::: Record excerpts

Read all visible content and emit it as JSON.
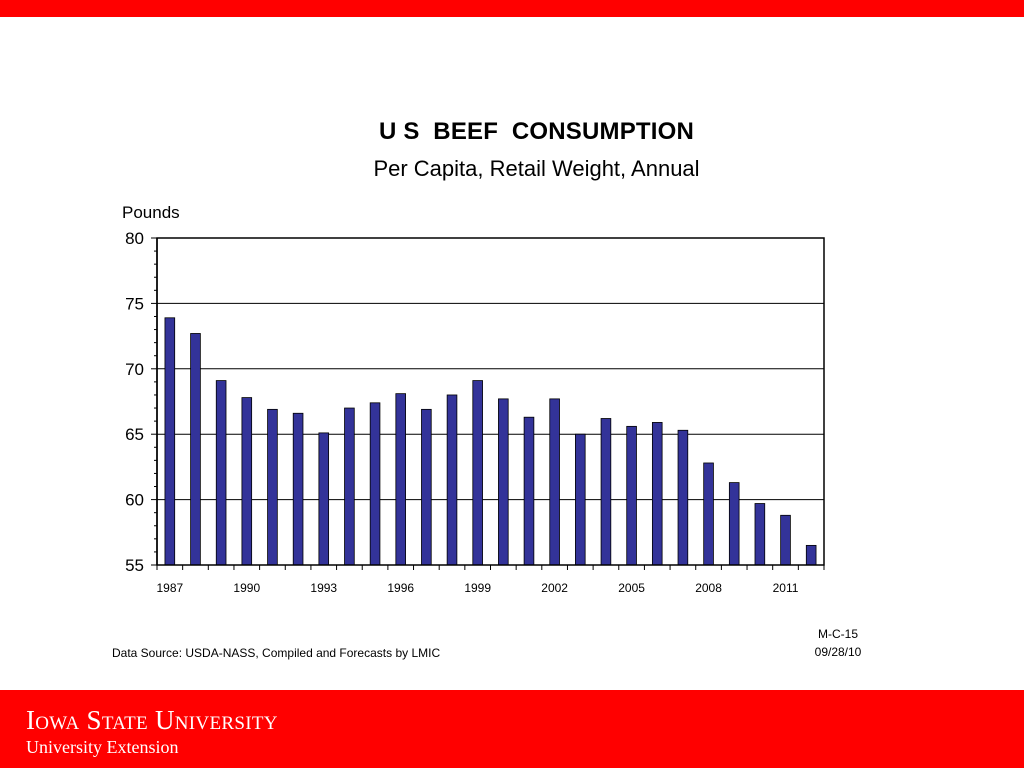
{
  "colors": {
    "brand_red": "#ff0000",
    "bar_fill": "#333399",
    "bar_stroke": "#000000",
    "grid": "#000000"
  },
  "chart_data": {
    "type": "bar",
    "title": "U S  BEEF  CONSUMPTION",
    "subtitle": "Per Capita, Retail Weight, Annual",
    "ylabel": "Pounds",
    "xlabel": "",
    "ylim": [
      55,
      80
    ],
    "yticks": [
      55,
      60,
      65,
      70,
      75,
      80
    ],
    "grid": true,
    "legend": "none",
    "categories": [
      "1987",
      "1988",
      "1989",
      "1990",
      "1991",
      "1992",
      "1993",
      "1994",
      "1995",
      "1996",
      "1997",
      "1998",
      "1999",
      "2000",
      "2001",
      "2002",
      "2003",
      "2004",
      "2005",
      "2006",
      "2007",
      "2008",
      "2009",
      "2010",
      "2011",
      "2012"
    ],
    "xtick_labels": [
      "1987",
      "1990",
      "1993",
      "1996",
      "1999",
      "2002",
      "2005",
      "2008",
      "2011"
    ],
    "values": [
      73.9,
      72.7,
      69.1,
      67.8,
      66.9,
      66.6,
      65.1,
      67.0,
      67.4,
      68.1,
      66.9,
      68.0,
      69.1,
      67.7,
      66.3,
      67.7,
      65.0,
      66.2,
      65.6,
      65.9,
      65.3,
      62.8,
      61.3,
      59.7,
      58.8,
      56.5
    ]
  },
  "footer": {
    "source": "Data Source:  USDA-NASS, Compiled and Forecasts by LMIC",
    "code": "M-C-15",
    "date": "09/28/10",
    "brand_name": "Iowa State University",
    "brand_sub": "University Extension"
  }
}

::::::

Exercise aim ->
In the entries above, find each line with the word "University" and show it.

Solution to this problem ->
    "brand_name": "Iowa State University",
    "brand_sub": "University Extension"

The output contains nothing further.